EXERCISE INPUT section start
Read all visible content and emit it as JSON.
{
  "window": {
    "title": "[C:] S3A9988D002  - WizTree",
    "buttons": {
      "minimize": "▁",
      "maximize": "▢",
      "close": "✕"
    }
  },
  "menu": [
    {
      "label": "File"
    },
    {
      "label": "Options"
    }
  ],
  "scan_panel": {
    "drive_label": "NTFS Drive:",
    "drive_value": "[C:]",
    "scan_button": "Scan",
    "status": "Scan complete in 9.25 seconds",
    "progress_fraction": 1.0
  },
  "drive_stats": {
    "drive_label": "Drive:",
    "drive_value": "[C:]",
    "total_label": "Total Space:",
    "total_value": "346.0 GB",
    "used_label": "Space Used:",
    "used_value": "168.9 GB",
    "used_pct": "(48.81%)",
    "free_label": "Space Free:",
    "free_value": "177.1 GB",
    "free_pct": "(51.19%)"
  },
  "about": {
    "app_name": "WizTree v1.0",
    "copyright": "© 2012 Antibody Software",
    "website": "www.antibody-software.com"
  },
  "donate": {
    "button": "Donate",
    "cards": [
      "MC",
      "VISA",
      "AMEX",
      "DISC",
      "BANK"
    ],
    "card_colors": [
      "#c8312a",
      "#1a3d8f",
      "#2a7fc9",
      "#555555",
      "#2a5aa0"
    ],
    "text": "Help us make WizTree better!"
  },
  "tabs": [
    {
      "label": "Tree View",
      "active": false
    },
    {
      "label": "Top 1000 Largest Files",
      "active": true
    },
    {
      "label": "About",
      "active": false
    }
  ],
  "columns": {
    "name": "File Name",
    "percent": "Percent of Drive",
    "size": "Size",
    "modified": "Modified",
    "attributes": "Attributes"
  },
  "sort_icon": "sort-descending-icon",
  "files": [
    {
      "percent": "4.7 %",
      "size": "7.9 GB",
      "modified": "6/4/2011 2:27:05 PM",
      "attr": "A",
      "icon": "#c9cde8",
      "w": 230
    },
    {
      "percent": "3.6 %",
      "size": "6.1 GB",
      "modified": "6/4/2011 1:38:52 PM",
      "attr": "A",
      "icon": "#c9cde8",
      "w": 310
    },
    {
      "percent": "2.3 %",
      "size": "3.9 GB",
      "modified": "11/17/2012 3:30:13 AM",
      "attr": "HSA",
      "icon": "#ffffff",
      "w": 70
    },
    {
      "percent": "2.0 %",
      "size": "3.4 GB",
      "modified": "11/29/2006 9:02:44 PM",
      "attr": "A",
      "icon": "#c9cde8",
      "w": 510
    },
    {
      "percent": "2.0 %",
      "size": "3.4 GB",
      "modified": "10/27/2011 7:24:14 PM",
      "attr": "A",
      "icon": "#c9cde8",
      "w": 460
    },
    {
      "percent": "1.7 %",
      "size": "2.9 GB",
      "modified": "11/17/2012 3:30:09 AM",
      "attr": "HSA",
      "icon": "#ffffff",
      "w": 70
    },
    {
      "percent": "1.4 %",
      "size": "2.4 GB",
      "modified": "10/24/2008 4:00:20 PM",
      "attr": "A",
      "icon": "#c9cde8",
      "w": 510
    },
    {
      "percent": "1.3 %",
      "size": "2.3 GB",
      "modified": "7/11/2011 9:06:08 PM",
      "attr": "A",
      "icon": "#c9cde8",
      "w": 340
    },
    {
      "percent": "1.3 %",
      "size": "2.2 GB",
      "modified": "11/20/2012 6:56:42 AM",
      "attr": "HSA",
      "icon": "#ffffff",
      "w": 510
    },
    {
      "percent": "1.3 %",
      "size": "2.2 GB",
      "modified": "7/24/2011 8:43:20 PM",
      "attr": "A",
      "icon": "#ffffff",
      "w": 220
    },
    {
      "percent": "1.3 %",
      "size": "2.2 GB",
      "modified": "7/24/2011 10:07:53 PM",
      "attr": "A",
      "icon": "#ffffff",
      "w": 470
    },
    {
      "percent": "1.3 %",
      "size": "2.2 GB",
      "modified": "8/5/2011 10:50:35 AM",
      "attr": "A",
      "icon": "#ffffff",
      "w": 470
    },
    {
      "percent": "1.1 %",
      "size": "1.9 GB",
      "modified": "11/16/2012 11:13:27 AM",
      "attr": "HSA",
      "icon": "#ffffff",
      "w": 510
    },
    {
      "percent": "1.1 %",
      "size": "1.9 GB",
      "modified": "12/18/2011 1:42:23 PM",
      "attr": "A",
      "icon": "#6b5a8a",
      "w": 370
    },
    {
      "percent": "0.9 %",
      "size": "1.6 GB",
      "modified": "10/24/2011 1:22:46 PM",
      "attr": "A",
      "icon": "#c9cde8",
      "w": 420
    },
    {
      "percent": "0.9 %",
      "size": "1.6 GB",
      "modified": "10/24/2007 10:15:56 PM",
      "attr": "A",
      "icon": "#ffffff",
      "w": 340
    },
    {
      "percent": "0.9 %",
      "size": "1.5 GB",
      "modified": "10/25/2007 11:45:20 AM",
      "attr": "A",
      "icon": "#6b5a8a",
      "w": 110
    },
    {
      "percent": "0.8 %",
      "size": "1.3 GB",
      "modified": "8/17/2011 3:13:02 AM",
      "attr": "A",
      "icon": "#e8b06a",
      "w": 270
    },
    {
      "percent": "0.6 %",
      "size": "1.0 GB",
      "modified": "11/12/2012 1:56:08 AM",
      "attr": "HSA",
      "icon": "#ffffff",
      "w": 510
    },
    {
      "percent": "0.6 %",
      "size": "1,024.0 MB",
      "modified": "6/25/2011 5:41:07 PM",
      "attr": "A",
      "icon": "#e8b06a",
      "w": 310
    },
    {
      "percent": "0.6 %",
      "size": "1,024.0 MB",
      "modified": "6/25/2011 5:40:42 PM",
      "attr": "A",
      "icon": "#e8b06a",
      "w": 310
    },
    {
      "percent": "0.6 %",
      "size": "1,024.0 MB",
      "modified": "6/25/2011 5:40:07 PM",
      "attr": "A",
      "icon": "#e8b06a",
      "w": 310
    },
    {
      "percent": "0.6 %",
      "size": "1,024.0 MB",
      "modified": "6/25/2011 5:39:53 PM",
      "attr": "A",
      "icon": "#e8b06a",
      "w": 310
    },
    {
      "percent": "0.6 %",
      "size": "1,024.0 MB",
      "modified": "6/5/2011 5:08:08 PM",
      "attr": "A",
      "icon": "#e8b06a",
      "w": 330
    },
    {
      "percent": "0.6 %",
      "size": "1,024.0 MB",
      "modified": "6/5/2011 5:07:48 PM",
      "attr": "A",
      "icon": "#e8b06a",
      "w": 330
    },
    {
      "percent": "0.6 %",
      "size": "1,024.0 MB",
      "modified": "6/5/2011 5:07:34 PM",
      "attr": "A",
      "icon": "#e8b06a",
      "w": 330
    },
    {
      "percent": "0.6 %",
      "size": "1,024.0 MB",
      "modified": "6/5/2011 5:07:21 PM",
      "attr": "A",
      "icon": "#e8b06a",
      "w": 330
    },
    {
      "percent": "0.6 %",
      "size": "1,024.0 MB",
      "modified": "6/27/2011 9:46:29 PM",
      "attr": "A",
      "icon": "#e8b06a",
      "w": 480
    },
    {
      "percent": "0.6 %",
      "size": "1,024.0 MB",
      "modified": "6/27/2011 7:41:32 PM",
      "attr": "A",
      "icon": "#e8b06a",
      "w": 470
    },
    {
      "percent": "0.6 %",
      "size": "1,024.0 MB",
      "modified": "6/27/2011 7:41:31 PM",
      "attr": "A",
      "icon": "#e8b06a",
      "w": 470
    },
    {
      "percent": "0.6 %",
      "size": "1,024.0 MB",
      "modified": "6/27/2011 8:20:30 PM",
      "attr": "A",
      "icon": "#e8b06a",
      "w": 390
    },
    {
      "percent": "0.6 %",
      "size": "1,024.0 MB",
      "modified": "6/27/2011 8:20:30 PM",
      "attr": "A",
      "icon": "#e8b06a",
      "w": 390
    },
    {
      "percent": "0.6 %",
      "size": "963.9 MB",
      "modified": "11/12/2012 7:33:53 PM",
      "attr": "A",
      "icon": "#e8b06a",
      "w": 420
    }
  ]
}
EXERCISE INPUT section end
*WHAT TO PRODUCE*: Respond with a single number, namely how many lines of the entries contain the word "Space".

*EXERCISE ANSWER*: 3